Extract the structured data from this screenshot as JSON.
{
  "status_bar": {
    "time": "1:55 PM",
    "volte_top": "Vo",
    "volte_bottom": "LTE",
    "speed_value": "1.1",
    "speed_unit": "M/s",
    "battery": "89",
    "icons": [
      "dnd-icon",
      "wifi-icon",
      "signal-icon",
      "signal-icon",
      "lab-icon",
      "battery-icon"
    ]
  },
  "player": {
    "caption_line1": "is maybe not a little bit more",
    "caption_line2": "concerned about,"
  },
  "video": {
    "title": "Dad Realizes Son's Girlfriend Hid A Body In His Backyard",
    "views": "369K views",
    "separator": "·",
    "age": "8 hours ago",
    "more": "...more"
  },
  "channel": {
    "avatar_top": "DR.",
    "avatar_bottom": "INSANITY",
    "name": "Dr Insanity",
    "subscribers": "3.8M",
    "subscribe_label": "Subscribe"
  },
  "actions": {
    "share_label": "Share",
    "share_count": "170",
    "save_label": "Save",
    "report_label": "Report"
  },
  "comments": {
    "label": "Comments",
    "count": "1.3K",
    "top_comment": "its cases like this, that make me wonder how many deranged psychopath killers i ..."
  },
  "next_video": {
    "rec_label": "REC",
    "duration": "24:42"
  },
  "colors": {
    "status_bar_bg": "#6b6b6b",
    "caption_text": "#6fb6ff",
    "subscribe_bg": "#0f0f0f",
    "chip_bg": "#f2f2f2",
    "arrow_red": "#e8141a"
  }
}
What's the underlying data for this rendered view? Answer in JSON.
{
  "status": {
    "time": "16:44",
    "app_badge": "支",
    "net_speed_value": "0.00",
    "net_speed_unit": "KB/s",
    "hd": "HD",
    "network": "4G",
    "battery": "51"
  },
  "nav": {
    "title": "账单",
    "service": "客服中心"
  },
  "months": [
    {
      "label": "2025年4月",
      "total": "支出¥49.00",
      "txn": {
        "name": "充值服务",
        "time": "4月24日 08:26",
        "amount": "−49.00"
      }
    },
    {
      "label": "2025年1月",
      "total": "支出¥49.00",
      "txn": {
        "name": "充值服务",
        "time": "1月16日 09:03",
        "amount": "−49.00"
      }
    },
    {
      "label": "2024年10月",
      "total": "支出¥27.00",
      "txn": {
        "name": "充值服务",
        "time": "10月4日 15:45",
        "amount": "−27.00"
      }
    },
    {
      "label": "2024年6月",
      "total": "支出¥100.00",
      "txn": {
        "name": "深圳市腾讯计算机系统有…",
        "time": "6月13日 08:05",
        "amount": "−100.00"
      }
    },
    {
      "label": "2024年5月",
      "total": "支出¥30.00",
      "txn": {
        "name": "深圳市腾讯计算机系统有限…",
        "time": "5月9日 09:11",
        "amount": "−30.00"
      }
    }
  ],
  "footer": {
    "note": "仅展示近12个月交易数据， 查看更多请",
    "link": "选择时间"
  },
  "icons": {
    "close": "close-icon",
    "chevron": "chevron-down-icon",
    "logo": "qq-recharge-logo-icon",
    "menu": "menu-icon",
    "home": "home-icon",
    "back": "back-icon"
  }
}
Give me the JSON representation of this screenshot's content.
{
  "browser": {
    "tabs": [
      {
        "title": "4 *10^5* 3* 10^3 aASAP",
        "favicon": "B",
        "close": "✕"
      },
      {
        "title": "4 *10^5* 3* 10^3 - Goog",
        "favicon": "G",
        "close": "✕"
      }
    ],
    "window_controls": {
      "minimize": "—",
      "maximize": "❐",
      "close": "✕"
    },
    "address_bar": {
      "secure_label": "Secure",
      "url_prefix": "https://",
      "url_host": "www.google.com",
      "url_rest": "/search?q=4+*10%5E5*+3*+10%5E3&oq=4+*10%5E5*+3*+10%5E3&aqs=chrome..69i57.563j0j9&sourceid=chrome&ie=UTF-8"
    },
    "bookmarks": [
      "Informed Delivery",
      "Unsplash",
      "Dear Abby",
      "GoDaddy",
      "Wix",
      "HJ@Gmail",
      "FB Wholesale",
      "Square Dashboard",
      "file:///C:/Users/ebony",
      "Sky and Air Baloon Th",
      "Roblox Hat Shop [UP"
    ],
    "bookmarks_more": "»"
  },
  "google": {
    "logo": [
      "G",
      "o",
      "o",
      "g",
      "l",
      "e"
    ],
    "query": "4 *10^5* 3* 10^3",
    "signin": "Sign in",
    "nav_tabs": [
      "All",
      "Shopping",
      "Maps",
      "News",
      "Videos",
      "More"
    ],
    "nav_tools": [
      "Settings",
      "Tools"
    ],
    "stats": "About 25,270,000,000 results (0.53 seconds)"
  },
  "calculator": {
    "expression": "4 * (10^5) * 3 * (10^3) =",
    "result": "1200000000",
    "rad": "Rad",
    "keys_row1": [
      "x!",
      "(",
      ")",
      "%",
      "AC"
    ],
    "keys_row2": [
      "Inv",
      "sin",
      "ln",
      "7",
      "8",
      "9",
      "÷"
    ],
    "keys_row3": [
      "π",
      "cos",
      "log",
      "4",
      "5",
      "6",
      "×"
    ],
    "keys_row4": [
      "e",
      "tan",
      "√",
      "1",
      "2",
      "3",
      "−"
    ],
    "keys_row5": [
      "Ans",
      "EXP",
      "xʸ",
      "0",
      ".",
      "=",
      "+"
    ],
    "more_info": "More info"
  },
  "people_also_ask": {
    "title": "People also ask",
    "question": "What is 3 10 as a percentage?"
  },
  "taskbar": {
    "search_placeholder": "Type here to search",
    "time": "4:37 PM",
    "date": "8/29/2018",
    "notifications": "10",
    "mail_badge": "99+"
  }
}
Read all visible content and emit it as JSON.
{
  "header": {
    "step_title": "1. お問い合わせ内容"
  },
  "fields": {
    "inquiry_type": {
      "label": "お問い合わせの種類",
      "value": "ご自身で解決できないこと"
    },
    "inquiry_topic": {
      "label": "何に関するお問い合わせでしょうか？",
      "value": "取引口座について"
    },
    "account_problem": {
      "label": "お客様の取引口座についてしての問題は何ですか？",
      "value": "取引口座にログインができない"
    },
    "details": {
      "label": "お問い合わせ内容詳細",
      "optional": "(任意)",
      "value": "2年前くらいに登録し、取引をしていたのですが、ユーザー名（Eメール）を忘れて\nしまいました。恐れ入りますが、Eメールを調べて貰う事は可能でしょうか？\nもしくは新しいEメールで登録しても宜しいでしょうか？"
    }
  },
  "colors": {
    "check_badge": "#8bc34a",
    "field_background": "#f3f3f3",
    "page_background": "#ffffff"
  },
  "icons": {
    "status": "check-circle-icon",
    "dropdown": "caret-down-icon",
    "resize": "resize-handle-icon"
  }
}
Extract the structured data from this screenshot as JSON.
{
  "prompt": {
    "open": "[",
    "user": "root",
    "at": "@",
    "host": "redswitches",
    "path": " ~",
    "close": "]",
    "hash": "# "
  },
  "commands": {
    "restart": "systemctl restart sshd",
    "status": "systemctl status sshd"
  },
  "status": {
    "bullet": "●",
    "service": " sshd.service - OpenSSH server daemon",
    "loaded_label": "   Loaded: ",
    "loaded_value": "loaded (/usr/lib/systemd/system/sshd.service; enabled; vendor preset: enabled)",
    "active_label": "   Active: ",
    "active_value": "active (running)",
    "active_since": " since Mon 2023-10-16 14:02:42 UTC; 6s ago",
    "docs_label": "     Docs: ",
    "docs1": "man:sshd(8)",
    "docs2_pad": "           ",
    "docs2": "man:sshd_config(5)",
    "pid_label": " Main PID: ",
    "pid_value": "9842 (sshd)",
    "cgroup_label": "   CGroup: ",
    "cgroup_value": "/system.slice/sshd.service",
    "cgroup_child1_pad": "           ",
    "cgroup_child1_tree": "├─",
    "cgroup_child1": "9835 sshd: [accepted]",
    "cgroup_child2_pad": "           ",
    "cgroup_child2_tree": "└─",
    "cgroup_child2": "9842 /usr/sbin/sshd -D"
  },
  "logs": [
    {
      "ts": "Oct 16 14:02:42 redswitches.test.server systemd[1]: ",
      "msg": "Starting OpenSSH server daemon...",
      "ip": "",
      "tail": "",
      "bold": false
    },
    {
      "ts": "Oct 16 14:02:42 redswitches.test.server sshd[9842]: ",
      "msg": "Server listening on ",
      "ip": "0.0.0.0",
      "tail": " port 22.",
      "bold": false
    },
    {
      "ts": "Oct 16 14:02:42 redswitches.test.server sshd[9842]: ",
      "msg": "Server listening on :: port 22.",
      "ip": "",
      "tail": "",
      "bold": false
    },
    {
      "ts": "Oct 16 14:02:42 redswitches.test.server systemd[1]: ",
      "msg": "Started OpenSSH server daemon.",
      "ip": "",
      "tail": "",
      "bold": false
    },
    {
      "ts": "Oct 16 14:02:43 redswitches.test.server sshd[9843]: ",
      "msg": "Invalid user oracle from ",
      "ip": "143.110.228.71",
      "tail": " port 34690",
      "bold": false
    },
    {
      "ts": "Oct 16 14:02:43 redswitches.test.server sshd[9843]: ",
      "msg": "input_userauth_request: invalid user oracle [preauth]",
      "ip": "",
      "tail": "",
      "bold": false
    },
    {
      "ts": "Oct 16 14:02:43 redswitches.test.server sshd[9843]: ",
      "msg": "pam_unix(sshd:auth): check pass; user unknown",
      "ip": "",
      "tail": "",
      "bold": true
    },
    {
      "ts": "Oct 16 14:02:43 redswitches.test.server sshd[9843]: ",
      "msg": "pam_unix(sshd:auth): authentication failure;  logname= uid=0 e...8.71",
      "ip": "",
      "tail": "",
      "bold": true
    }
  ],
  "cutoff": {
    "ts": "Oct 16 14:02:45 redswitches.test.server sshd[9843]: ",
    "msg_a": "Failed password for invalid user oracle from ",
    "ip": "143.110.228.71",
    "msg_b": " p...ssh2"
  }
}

##############################

Extract all lines from the data in which "oracle" is found.

      "msg": "Invalid user oracle from ",
      "msg": "input_userauth_request: invalid user oracle [preauth]",
    "msg_a": "Failed password for invalid user oracle from ",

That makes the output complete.